Goal:
Every line must be returned precisely as it is written.

###

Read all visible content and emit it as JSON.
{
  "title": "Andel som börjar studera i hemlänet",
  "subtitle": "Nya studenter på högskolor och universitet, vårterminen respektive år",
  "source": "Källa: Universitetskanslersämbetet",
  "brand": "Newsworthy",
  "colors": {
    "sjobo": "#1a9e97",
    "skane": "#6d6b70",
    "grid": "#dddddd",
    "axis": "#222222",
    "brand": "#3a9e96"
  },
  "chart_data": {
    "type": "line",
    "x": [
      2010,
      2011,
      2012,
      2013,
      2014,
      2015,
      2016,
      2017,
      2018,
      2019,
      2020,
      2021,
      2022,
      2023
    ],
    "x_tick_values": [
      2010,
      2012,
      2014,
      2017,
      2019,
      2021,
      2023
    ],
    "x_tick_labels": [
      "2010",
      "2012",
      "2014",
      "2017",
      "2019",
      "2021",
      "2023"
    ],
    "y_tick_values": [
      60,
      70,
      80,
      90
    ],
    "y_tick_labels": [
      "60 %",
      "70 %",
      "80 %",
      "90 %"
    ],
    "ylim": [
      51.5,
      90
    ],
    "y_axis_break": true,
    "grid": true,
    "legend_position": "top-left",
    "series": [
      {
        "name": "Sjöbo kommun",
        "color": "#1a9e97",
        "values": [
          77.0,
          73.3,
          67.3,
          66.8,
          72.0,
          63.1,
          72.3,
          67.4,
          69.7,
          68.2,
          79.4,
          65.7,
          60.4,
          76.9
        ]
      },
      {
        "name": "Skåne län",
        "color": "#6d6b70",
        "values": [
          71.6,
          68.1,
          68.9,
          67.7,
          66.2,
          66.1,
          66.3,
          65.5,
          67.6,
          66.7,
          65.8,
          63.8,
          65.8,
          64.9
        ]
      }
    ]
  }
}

###

The completed task:
Read all visible content and emit it as JSON.
{
  "title": "Andel som börjar studera i hemlänet",
  "subtitle": "Nya studenter på högskolor och universitet, vårterminen respektive år",
  "source": "Källa: Universitetskanslersämbetet",
  "brand": "Newsworthy",
  "colors": {
    "sjobo": "#1a9e97",
    "skane": "#6d6b70",
    "grid": "#dddddd",
    "axis": "#222222",
    "brand": "#3a9e96"
  },
  "chart_data": {
    "type": "line",
    "x": [
      2010,
      2011,
      2012,
      2013,
      2014,
      2015,
      2016,
      2017,
      2018,
      2019,
      2020,
      2021,
      2022,
      2023
    ],
    "x_tick_values": [
      2010,
      2012,
      2014,
      2017,
      2019,
      2021,
      2023
    ],
    "x_tick_labels": [
      "2010",
      "2012",
      "2014",
      "2017",
      "2019",
      "2021",
      "2023"
    ],
    "y_tick_values": [
      60,
      70,
      80,
      90
    ],
    "y_tick_labels": [
      "60 %",
      "70 %",
      "80 %",
      "90 %"
    ],
    "ylim": [
      51.5,
      90
    ],
    "y_axis_break": true,
    "grid": true,
    "legend_position": "top-left",
    "series": [
      {
        "name": "Sjöbo kommun",
        "color": "#1a9e97",
        "values": [
          77.0,
          73.3,
          67.3,
          66.8,
          72.0,
          63.1,
          72.3,
          67.4,
          69.7,
          68.2,
          79.4,
          65.7,
          60.4,
          76.9
        ]
      },
      {
        "name": "Skåne län",
        "color": "#6d6b70",
        "values": [
          71.6,
          68.1,
          68.9,
          67.7,
          66.2,
          66.1,
          66.3,
          65.5,
          67.6,
          66.7,
          65.8,
          63.8,
          65.8,
          64.9
        ]
      }
    ]
  }
}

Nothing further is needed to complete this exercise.